What is expected - Return the whole listing, keeping every character the same.

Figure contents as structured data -
........
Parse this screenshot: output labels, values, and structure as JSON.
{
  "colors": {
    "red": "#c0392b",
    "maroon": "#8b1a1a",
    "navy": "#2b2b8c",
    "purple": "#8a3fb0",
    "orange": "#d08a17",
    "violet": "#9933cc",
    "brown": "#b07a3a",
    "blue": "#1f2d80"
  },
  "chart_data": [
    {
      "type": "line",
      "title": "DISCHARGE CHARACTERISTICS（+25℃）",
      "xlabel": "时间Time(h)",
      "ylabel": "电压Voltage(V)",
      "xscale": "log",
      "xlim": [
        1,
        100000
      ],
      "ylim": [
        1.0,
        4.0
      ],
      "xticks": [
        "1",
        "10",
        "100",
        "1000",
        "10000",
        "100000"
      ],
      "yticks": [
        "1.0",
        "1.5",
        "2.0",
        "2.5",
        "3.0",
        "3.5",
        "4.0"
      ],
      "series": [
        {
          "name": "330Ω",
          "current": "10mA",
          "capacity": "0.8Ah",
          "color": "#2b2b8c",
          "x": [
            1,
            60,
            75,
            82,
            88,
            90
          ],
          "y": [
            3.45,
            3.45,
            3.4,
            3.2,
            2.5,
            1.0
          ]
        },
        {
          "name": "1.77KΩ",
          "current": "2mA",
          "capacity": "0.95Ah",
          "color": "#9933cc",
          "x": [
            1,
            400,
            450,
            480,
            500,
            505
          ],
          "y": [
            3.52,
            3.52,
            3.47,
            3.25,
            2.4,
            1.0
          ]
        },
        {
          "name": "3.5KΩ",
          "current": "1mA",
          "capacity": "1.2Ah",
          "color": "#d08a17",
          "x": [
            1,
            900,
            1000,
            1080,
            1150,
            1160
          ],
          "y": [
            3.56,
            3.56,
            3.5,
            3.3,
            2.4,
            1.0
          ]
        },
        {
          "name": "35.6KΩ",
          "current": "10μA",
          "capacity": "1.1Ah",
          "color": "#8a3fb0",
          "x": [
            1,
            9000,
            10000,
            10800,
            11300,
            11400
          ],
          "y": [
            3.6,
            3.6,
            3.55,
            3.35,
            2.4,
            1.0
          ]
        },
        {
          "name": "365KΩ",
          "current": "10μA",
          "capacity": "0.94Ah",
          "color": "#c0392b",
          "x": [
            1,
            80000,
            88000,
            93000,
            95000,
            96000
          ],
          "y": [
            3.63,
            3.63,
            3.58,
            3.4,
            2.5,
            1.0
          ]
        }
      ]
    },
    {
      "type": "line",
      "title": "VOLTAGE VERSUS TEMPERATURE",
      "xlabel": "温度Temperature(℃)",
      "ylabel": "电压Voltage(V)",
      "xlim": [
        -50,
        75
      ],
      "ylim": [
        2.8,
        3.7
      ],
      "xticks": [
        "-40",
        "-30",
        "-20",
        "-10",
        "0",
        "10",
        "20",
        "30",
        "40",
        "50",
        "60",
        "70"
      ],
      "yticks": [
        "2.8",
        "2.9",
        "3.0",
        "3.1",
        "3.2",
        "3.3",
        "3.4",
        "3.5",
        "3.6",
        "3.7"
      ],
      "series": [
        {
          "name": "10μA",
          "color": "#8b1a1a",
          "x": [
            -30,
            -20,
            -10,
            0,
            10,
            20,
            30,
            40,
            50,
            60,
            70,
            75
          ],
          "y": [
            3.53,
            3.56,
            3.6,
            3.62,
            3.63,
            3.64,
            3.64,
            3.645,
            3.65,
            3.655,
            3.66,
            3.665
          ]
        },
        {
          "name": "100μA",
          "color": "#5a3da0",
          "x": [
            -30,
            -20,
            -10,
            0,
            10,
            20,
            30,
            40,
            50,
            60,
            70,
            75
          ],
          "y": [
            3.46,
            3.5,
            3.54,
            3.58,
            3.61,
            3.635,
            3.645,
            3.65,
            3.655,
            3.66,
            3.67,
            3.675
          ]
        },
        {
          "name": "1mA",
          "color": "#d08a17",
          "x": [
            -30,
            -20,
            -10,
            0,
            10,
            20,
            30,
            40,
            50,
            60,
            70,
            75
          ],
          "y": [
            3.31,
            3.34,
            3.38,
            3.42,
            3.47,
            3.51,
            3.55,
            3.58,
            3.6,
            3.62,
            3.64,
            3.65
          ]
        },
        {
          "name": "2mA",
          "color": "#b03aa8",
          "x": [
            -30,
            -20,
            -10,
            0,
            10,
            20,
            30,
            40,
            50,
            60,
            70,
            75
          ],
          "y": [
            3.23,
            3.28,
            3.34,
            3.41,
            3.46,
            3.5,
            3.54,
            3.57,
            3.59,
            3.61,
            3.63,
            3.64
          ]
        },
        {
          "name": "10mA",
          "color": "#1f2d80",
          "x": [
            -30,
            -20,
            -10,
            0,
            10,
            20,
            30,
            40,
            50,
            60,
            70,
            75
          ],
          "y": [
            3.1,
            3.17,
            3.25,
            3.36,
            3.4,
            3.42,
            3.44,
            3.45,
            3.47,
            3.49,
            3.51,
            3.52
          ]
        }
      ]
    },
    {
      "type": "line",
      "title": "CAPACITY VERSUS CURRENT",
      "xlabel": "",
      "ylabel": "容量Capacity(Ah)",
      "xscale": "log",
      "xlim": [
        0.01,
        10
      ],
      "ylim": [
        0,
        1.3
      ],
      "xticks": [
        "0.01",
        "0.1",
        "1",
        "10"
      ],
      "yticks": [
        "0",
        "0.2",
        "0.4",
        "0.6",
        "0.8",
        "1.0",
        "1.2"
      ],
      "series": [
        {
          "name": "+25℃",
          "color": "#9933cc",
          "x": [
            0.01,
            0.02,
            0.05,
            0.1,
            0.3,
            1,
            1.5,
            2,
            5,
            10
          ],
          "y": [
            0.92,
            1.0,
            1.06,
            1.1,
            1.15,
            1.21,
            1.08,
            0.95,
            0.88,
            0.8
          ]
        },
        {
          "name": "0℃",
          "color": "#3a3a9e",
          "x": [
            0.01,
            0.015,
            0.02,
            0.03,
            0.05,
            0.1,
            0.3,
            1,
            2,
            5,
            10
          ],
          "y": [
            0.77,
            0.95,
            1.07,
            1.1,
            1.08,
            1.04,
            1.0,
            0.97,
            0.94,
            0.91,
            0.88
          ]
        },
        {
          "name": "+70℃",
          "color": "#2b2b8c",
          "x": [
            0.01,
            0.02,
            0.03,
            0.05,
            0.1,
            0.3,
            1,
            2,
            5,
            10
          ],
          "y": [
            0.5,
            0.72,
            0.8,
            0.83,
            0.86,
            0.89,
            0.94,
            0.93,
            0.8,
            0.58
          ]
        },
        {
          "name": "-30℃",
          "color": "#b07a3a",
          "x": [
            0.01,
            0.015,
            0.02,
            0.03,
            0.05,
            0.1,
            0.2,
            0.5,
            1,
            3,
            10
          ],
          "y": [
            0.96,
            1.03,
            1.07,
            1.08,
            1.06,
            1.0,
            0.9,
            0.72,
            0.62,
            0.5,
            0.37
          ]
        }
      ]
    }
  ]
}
........
Written solution -
Parse this screenshot: output labels, values, and structure as JSON.
{
  "colors": {
    "red": "#c0392b",
    "maroon": "#8b1a1a",
    "navy": "#2b2b8c",
    "purple": "#8a3fb0",
    "orange": "#d08a17",
    "violet": "#9933cc",
    "brown": "#b07a3a",
    "blue": "#1f2d80"
  },
  "chart_data": [
    {
      "type": "line",
      "title": "DISCHARGE CHARACTERISTICS（+25℃）",
      "xlabel": "时间Time(h)",
      "ylabel": "电压Voltage(V)",
      "xscale": "log",
      "xlim": [
        1,
        100000
      ],
      "ylim": [
        1.0,
        4.0
      ],
      "xticks": [
        "1",
        "10",
        "100",
        "1000",
        "10000",
        "100000"
      ],
      "yticks": [
        "1.0",
        "1.5",
        "2.0",
        "2.5",
        "3.0",
        "3.5",
        "4.0"
      ],
      "series": [
        {
          "name": "330Ω",
          "current": "10mA",
          "capacity": "0.8Ah",
          "color": "#2b2b8c",
          "x": [
            1,
            60,
            75,
            82,
            88,
            90
          ],
          "y": [
            3.45,
            3.45,
            3.4,
            3.2,
            2.5,
            1.0
          ]
        },
        {
          "name": "1.77KΩ",
          "current": "2mA",
          "capacity": "0.95Ah",
          "color": "#9933cc",
          "x": [
            1,
            400,
            450,
            480,
            500,
            505
          ],
          "y": [
            3.52,
            3.52,
            3.47,
            3.25,
            2.4,
            1.0
          ]
        },
        {
          "name": "3.5KΩ",
          "current": "1mA",
          "capacity": "1.2Ah",
          "color": "#d08a17",
          "x": [
            1,
            900,
            1000,
            1080,
            1150,
            1160
          ],
          "y": [
            3.56,
            3.56,
            3.5,
            3.3,
            2.4,
            1.0
          ]
        },
        {
          "name": "35.6KΩ",
          "current": "10μA",
          "capacity": "1.1Ah",
          "color": "#8a3fb0",
          "x": [
            1,
            9000,
            10000,
            10800,
            11300,
            11400
          ],
          "y": [
            3.6,
            3.6,
            3.55,
            3.35,
            2.4,
            1.0
          ]
        },
        {
          "name": "365KΩ",
          "current": "10μA",
          "capacity": "0.94Ah",
          "color": "#c0392b",
          "x": [
            1,
            80000,
            88000,
            93000,
            95000,
            96000
          ],
          "y": [
            3.63,
            3.63,
            3.58,
            3.4,
            2.5,
            1.0
          ]
        }
      ]
    },
    {
      "type": "line",
      "title": "VOLTAGE VERSUS TEMPERATURE",
      "xlabel": "温度Temperature(℃)",
      "ylabel": "电压Voltage(V)",
      "xlim": [
        -50,
        75
      ],
      "ylim": [
        2.8,
        3.7
      ],
      "xticks": [
        "-40",
        "-30",
        "-20",
        "-10",
        "0",
        "10",
        "20",
        "30",
        "40",
        "50",
        "60",
        "70"
      ],
      "yticks": [
        "2.8",
        "2.9",
        "3.0",
        "3.1",
        "3.2",
        "3.3",
        "3.4",
        "3.5",
        "3.6",
        "3.7"
      ],
      "series": [
        {
          "name": "10μA",
          "color": "#8b1a1a",
          "x": [
            -30,
            -20,
            -10,
            0,
            10,
            20,
            30,
            40,
            50,
            60,
            70,
            75
          ],
          "y": [
            3.53,
            3.56,
            3.6,
            3.62,
            3.63,
            3.64,
            3.64,
            3.645,
            3.65,
            3.655,
            3.66,
            3.665
          ]
        },
        {
          "name": "100μA",
          "color": "#5a3da0",
          "x": [
            -30,
            -20,
            -10,
            0,
            10,
            20,
            30,
            40,
            50,
            60,
            70,
            75
          ],
          "y": [
            3.46,
            3.5,
            3.54,
            3.58,
            3.61,
            3.635,
            3.645,
            3.65,
            3.655,
            3.66,
            3.67,
            3.675
          ]
        },
        {
          "name": "1mA",
          "color": "#d08a17",
          "x": [
            -30,
            -20,
            -10,
            0,
            10,
            20,
            30,
            40,
            50,
            60,
            70,
            75
          ],
          "y": [
            3.31,
            3.34,
            3.38,
            3.42,
            3.47,
            3.51,
            3.55,
            3.58,
            3.6,
            3.62,
            3.64,
            3.65
          ]
        },
        {
          "name": "2mA",
          "color": "#b03aa8",
          "x": [
            -30,
            -20,
            -10,
            0,
            10,
            20,
            30,
            40,
            50,
            60,
            70,
            75
          ],
          "y": [
            3.23,
            3.28,
            3.34,
            3.41,
            3.46,
            3.5,
            3.54,
            3.57,
            3.59,
            3.61,
            3.63,
            3.64
          ]
        },
        {
          "name": "10mA",
          "color": "#1f2d80",
          "x": [
            -30,
            -20,
            -10,
            0,
            10,
            20,
            30,
            40,
            50,
            60,
            70,
            75
          ],
          "y": [
            3.1,
            3.17,
            3.25,
            3.36,
            3.4,
            3.42,
            3.44,
            3.45,
            3.47,
            3.49,
            3.51,
            3.52
          ]
        }
      ]
    },
    {
      "type": "line",
      "title": "CAPACITY VERSUS CURRENT",
      "xlabel": "",
      "ylabel": "容量Capacity(Ah)",
      "xscale": "log",
      "xlim": [
        0.01,
        10
      ],
      "ylim": [
        0,
        1.3
      ],
      "xticks": [
        "0.01",
        "0.1",
        "1",
        "10"
      ],
      "yticks": [
        "0",
        "0.2",
        "0.4",
        "0.6",
        "0.8",
        "1.0",
        "1.2"
      ],
      "series": [
        {
          "name": "+25℃",
          "color": "#9933cc",
          "x": [
            0.01,
            0.02,
            0.05,
            0.1,
            0.3,
            1,
            1.5,
            2,
            5,
            10
          ],
          "y": [
            0.92,
            1.0,
            1.06,
            1.1,
            1.15,
            1.21,
            1.08,
            0.95,
            0.88,
            0.8
          ]
        },
        {
          "name": "0℃",
          "color": "#3a3a9e",
          "x": [
            0.01,
            0.015,
            0.02,
            0.03,
            0.05,
            0.1,
            0.3,
            1,
            2,
            5,
            10
          ],
          "y": [
            0.77,
            0.95,
            1.07,
            1.1,
            1.08,
            1.04,
            1.0,
            0.97,
            0.94,
            0.91,
            0.88
          ]
        },
        {
          "name": "+70℃",
          "color": "#2b2b8c",
          "x": [
            0.01,
            0.02,
            0.03,
            0.05,
            0.1,
            0.3,
            1,
            2,
            5,
            10
          ],
          "y": [
            0.5,
            0.72,
            0.8,
            0.83,
            0.86,
            0.89,
            0.94,
            0.93,
            0.8,
            0.58
          ]
        },
        {
          "name": "-30℃",
          "color": "#b07a3a",
          "x": [
            0.01,
            0.015,
            0.02,
            0.03,
            0.05,
            0.1,
            0.2,
            0.5,
            1,
            3,
            10
          ],
          "y": [
            0.96,
            1.03,
            1.07,
            1.08,
            1.06,
            1.0,
            0.9,
            0.72,
            0.62,
            0.5,
            0.37
          ]
        }
      ]
    }
  ]
}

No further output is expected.